[Extracted records]

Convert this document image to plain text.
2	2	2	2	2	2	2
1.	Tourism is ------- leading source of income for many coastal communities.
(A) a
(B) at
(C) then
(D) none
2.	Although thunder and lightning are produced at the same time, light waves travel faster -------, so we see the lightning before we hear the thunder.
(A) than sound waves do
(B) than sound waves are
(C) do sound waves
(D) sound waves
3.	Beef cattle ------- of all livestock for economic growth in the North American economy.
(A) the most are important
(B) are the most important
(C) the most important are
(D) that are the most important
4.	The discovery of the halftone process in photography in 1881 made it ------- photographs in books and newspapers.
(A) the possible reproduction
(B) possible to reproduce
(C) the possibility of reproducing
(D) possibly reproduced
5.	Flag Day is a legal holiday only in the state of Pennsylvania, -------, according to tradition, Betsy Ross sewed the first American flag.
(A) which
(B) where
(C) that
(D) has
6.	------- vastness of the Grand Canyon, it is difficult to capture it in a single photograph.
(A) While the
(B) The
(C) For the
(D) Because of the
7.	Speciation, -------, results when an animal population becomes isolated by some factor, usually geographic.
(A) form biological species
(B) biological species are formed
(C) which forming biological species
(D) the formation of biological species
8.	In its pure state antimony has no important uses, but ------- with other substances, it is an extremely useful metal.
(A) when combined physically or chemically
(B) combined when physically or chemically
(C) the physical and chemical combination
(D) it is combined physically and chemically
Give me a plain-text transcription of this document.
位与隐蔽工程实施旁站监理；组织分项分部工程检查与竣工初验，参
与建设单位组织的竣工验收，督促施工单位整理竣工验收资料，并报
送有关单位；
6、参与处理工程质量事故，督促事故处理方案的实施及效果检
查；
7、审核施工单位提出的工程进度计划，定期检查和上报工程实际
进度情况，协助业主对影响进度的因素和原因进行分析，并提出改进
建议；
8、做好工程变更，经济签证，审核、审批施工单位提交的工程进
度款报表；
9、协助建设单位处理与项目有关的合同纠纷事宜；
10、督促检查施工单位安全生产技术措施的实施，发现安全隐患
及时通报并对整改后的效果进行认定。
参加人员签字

• [What you have to do] Quote the entire listing above exactly.

• [Finished exercise]
Convert this document image to plain text.
2	2	2	2	2	2	2
1.	Tourism is ------- leading source of income for many coastal communities.
(A) a
(B) at
(C) then
(D) none
2.	Although thunder and lightning are produced at the same time, light waves travel faster -------, so we see the lightning before we hear the thunder.
(A) than sound waves do
(B) than sound waves are
(C) do sound waves
(D) sound waves
3.	Beef cattle ------- of all livestock for economic growth in the North American economy.
(A) the most are important
(B) are the most important
(C) the most important are
(D) that are the most important
4.	The discovery of the halftone process in photography in 1881 made it ------- photographs in books and newspapers.
(A) the possible reproduction
(B) possible to reproduce
(C) the possibility of reproducing
(D) possibly reproduced
5.	Flag Day is a legal holiday only in the state of Pennsylvania, -------, according to tradition, Betsy Ross sewed the first American flag.
(A) which
(B) where
(C) that
(D) has
6.	------- vastness of the Grand Canyon, it is difficult to capture it in a single photograph.
(A) While the
(B) The
(C) For the
(D) Because of the
7.	Speciation, -------, results when an animal population becomes isolated by some factor, usually geographic.
(A) form biological species
(B) biological species are formed
(C) which forming biological species
(D) the formation of biological species
8.	In its pure state antimony has no important uses, but ------- with other substances, it is an extremely useful metal.
(A) when combined physically or chemically
(B) combined when physically or chemically
(C) the physical and chemical combination
(D) it is combined physically and chemically
Give me a plain-text transcription of this document.
位与隐蔽工程实施旁站监理；组织分项分部工程检查与竣工初验，参
与建设单位组织的竣工验收，督促施工单位整理竣工验收资料，并报
送有关单位；
6、参与处理工程质量事故，督促事故处理方案的实施及效果检
查；
7、审核施工单位提出的工程进度计划，定期检查和上报工程实际
进度情况，协助业主对影响进度的因素和原因进行分析，并提出改进
建议；
8、做好工程变更，经济签证，审核、审批施工单位提交的工程进
度款报表；
9、协助建设单位处理与项目有关的合同纠纷事宜；
10、督促检查施工单位安全生产技术措施的实施，发现安全隐患
及时通报并对整改后的效果进行认定。
参加人员签字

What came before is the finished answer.